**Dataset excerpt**
#####
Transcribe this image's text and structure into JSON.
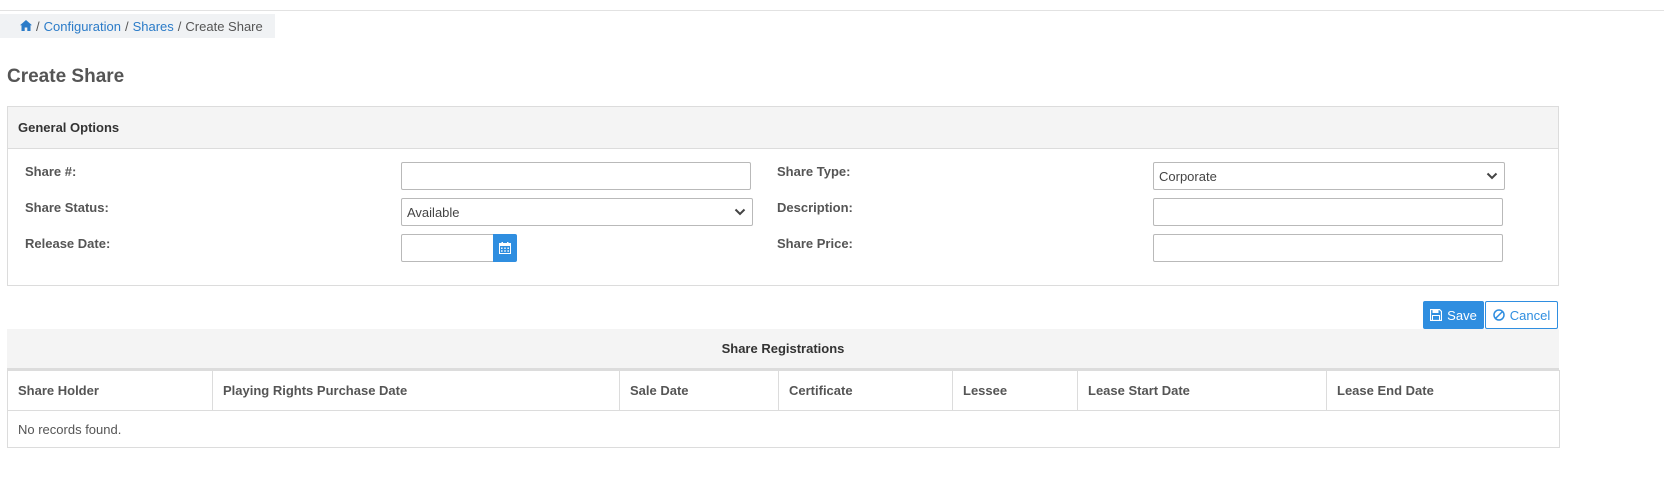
{
  "breadcrumb": {
    "home_icon": "home-icon",
    "items": [
      "Configuration",
      "Shares",
      "Create Share"
    ],
    "separator": "/"
  },
  "page": {
    "title": "Create Share"
  },
  "general_options": {
    "title": "General Options",
    "share_number": {
      "label": "Share #:",
      "value": ""
    },
    "share_status": {
      "label": "Share Status:",
      "value": "Available"
    },
    "release_date": {
      "label": "Release Date:",
      "value": ""
    },
    "share_type": {
      "label": "Share Type:",
      "value": "Corporate"
    },
    "description": {
      "label": "Description:",
      "value": ""
    },
    "share_price": {
      "label": "Share Price:",
      "value": ""
    }
  },
  "actions": {
    "save": "Save",
    "cancel": "Cancel"
  },
  "registrations": {
    "title": "Share Registrations",
    "columns": [
      "Share Holder",
      "Playing Rights Purchase Date",
      "Sale Date",
      "Certificate",
      "Lessee",
      "Lease Start Date",
      "Lease End Date"
    ],
    "empty_message": "No records found."
  },
  "colors": {
    "accent": "#2f8ee0",
    "link": "#2a7bc8"
  }
}
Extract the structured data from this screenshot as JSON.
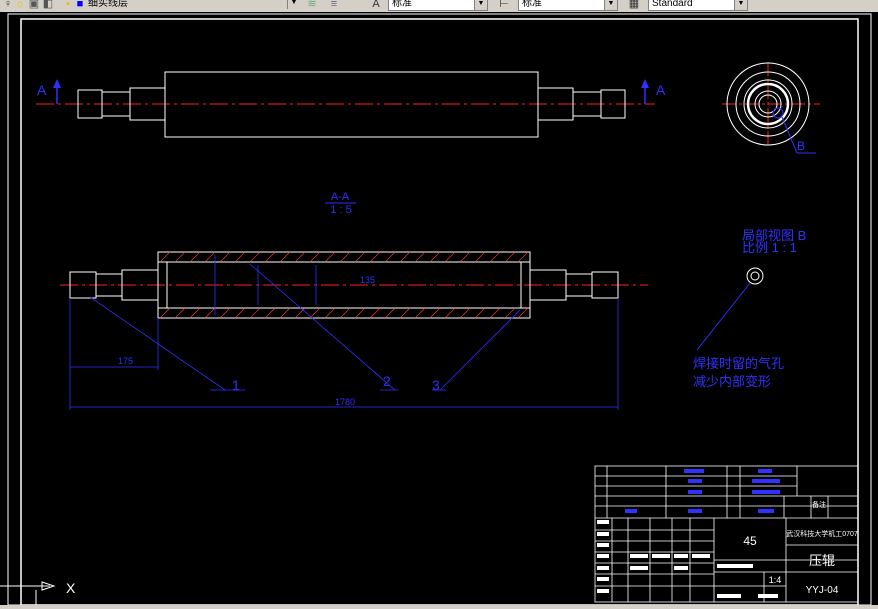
{
  "toolbar": {
    "layer_name": "细实线层",
    "text_style": "标准",
    "dim_style": "标准",
    "table_style": "Standard"
  },
  "drawing": {
    "section_label_left": "A",
    "section_label_right": "A",
    "detail_label": "B",
    "section_title": "A-A",
    "section_scale": "1 : 5",
    "detail_title": "局部视图 B",
    "detail_scale": "比例 1 : 1",
    "note_line1": "焊接时留的气孔",
    "note_line2": "减少内部变形",
    "dim_135": "135",
    "dim_175": "175",
    "dim_1780": "1780",
    "balloon_1": "1",
    "balloon_2": "2",
    "balloon_3": "3"
  },
  "title_block": {
    "material": "45",
    "school": "武汉科技大学机工0707",
    "part_name": "压辊",
    "scale": "1:4",
    "drawing_no": "YYJ-04",
    "remark": "备注"
  },
  "ucs": {
    "x_label": "X"
  }
}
#####
Retype all entries exactly as they appear, dropping the images.

Transcribe this image's text and structure into JSON.
{
  "breadcrumb": {
    "home_icon": "home-icon",
    "items": [
      "Configuration",
      "Shares",
      "Create Share"
    ],
    "separator": "/"
  },
  "page": {
    "title": "Create Share"
  },
  "general_options": {
    "title": "General Options",
    "share_number": {
      "label": "Share #:",
      "value": ""
    },
    "share_status": {
      "label": "Share Status:",
      "value": "Available"
    },
    "release_date": {
      "label": "Release Date:",
      "value": ""
    },
    "share_type": {
      "label": "Share Type:",
      "value": "Corporate"
    },
    "description": {
      "label": "Description:",
      "value": ""
    },
    "share_price": {
      "label": "Share Price:",
      "value": ""
    }
  },
  "actions": {
    "save": "Save",
    "cancel": "Cancel"
  },
  "registrations": {
    "title": "Share Registrations",
    "columns": [
      "Share Holder",
      "Playing Rights Purchase Date",
      "Sale Date",
      "Certificate",
      "Lessee",
      "Lease Start Date",
      "Lease End Date"
    ],
    "empty_message": "No records found."
  },
  "colors": {
    "accent": "#2f8ee0",
    "link": "#2a7bc8"
  }
}
Extract the structured data from this screenshot as JSON.
{
  "toolbar": {
    "layer_name": "细实线层",
    "text_style": "标准",
    "dim_style": "标准",
    "table_style": "Standard"
  },
  "drawing": {
    "section_label_left": "A",
    "section_label_right": "A",
    "detail_label": "B",
    "section_title": "A-A",
    "section_scale": "1 : 5",
    "detail_title": "局部视图 B",
    "detail_scale": "比例 1 : 1",
    "note_line1": "焊接时留的气孔",
    "note_line2": "减少内部变形",
    "dim_135": "135",
    "dim_175": "175",
    "dim_1780": "1780",
    "balloon_1": "1",
    "balloon_2": "2",
    "balloon_3": "3"
  },
  "title_block": {
    "material": "45",
    "school": "武汉科技大学机工0707",
    "part_name": "压辊",
    "scale": "1:4",
    "drawing_no": "YYJ-04",
    "remark": "备注"
  },
  "ucs": {
    "x_label": "X"
  }
}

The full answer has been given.